Arrange the entries from the line that contains "Where is each" through the line that contains "614, 98, 636]" as a two-column CSV with the headers instruction and output. Put each entry on one row, with each field in quotation marks and its line breaks replaced by spaces.

RECORDS FOR PROCESSING.
-=-=-

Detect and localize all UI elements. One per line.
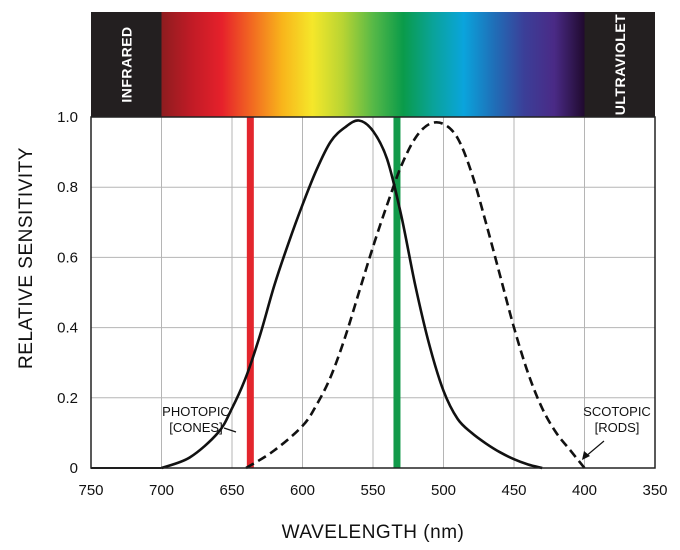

-=-=-

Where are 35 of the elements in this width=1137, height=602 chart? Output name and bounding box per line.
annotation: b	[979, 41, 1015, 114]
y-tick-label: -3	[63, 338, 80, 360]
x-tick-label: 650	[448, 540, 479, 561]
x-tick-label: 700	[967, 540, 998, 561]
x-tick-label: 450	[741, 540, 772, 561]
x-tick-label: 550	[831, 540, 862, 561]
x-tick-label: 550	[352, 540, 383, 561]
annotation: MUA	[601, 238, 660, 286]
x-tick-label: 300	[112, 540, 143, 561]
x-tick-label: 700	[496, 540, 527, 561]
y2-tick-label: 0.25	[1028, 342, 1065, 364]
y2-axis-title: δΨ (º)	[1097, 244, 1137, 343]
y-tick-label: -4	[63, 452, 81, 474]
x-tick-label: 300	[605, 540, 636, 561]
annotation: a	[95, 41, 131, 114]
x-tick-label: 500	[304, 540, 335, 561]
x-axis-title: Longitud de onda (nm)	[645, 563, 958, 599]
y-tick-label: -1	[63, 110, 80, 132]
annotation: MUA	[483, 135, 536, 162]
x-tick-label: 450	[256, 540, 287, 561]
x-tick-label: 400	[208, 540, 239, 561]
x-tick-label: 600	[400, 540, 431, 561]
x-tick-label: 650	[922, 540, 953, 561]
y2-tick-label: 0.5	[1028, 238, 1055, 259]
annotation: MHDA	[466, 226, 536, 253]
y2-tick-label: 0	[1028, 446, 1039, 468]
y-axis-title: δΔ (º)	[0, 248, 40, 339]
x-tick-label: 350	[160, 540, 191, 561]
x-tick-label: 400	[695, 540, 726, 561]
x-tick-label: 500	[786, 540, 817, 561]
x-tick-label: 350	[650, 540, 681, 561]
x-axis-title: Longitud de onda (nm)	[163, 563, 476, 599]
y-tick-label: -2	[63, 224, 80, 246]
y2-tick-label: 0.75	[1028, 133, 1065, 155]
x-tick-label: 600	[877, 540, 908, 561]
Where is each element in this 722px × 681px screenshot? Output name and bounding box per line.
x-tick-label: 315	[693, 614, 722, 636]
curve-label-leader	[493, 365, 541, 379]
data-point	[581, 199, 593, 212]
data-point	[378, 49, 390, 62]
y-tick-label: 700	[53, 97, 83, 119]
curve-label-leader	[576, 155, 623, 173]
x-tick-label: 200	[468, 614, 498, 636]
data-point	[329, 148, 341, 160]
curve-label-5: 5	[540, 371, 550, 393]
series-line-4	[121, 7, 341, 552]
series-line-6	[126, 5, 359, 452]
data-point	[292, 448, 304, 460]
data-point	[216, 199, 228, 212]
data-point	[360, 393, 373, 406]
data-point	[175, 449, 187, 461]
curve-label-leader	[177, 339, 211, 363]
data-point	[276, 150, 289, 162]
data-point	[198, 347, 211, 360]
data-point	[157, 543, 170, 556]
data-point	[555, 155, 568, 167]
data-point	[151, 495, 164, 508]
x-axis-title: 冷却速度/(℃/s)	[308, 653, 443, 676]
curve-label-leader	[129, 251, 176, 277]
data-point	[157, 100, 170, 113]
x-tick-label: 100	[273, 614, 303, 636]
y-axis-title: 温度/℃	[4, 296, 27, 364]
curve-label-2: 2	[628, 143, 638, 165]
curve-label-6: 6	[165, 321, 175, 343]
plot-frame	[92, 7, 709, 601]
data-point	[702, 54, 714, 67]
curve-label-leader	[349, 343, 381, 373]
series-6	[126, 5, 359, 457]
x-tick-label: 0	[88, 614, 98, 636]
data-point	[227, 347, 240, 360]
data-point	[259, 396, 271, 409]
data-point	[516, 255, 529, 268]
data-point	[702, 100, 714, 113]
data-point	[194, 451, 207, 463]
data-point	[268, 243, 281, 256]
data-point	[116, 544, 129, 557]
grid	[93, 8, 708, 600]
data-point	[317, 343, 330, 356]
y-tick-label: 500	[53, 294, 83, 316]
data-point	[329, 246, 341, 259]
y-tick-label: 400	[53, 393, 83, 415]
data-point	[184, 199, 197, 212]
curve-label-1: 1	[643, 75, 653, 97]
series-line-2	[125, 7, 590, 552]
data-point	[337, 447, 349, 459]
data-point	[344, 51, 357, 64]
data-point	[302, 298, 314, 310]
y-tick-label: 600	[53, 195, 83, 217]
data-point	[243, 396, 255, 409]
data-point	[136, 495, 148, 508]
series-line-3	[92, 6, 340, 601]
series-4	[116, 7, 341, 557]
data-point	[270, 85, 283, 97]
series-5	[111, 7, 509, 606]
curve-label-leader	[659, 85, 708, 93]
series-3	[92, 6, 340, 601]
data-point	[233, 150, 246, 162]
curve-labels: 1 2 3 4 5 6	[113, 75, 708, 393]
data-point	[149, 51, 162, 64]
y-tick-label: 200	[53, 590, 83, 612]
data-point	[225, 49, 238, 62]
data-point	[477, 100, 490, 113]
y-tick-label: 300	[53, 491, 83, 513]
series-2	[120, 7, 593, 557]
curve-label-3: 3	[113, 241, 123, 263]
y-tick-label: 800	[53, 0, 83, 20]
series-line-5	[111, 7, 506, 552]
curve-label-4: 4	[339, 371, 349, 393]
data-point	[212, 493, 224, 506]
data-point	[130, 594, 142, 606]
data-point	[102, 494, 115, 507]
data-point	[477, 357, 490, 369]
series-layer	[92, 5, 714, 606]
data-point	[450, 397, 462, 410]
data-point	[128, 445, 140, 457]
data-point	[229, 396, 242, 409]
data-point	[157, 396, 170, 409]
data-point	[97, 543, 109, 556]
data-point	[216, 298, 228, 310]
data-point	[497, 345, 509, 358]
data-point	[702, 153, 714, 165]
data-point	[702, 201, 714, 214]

-=-=-

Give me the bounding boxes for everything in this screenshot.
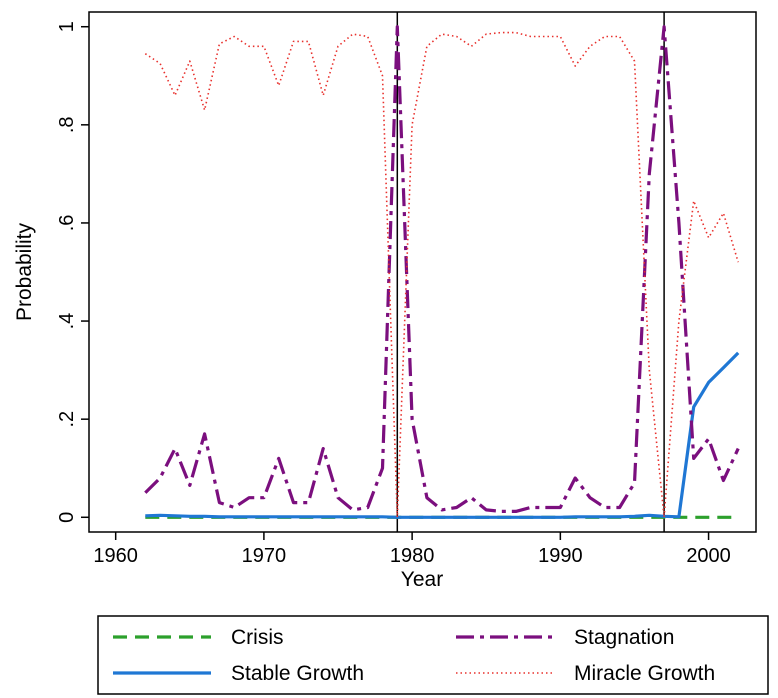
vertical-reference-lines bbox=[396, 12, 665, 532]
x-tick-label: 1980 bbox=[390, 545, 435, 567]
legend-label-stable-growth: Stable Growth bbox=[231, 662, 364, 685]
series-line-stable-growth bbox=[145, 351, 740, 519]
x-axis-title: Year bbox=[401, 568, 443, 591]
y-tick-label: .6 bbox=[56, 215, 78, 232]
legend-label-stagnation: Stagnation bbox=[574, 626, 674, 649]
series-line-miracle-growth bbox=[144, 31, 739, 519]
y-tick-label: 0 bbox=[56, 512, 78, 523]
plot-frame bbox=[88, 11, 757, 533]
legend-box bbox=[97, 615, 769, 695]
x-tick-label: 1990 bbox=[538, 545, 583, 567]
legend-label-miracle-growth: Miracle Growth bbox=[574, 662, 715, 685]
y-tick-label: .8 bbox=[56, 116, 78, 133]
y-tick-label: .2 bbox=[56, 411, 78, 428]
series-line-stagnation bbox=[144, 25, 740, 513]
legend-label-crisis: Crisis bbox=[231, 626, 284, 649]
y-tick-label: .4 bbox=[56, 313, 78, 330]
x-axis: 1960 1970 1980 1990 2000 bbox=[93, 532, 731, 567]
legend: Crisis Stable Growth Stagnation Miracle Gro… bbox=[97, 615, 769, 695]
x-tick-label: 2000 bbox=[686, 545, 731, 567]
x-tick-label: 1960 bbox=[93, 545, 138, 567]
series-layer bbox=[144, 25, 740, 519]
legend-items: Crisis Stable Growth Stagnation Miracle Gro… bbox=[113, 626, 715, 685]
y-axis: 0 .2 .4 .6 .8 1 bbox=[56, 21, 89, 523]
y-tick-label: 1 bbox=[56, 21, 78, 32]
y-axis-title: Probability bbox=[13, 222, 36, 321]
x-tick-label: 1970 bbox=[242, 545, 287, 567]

-=-=-

EXERCISE OUTPUT.
instruction,output
"Where is each element in this 722px × 681px screenshot? Output name and bounding box per line.","x-tick-label: 315	[693, 614, 722, 636] curve-label-leader	[493, 365, 541, 379] data-point	[581, 199, 593, 212] data-point	[378, 49, 390, 62] y-tick-label: 700	[53, 97, 83, 119] curve-label-leader	[576, 155, 623, 173] x-tick-label: 200	[468, 614, 498, 636] data-point	[329, 148, 341, 160] curve-label-5: 5	[540, 371, 550, 393] series-line-4	[121, 7, 341, 552] series-line-6	[126, 5, 359, 452] data-point	[292, 448, 304, 460] data-point	[216, 199, 228, 212] data-point	[360, 393, 373, 406] data-point	[175, 449, 187, 461] curve-label-leader	[177, 339, 211, 363] data-point	[276, 150, 289, 162] data-point	[198, 347, 211, 360] data-point	[157, 543, 170, 556] data-point	[555, 155, 568, 167] data-point	[151, 495, 164, 508] x-axis-title: 冷却速度/(℃/s)	[308, 653, 443, 676] curve-label-leader	[129, 251, 176, 277] data-point	[157, 100, 170, 113] x-tick-label: 100	[273, 614, 303, 636] y-axis-title: 温度/℃	[4, 296, 27, 364] curve-label-2: 2	[628, 143, 638, 165] curve-label-6: 6	[165, 321, 175, 343] plot-frame	[92, 7, 709, 601] data-point	[702, 54, 714, 67] curve-label-leader	[349, 343, 381, 373] series-6	[126, 5, 359, 457] x-tick-label: 0	[88, 614, 98, 636]"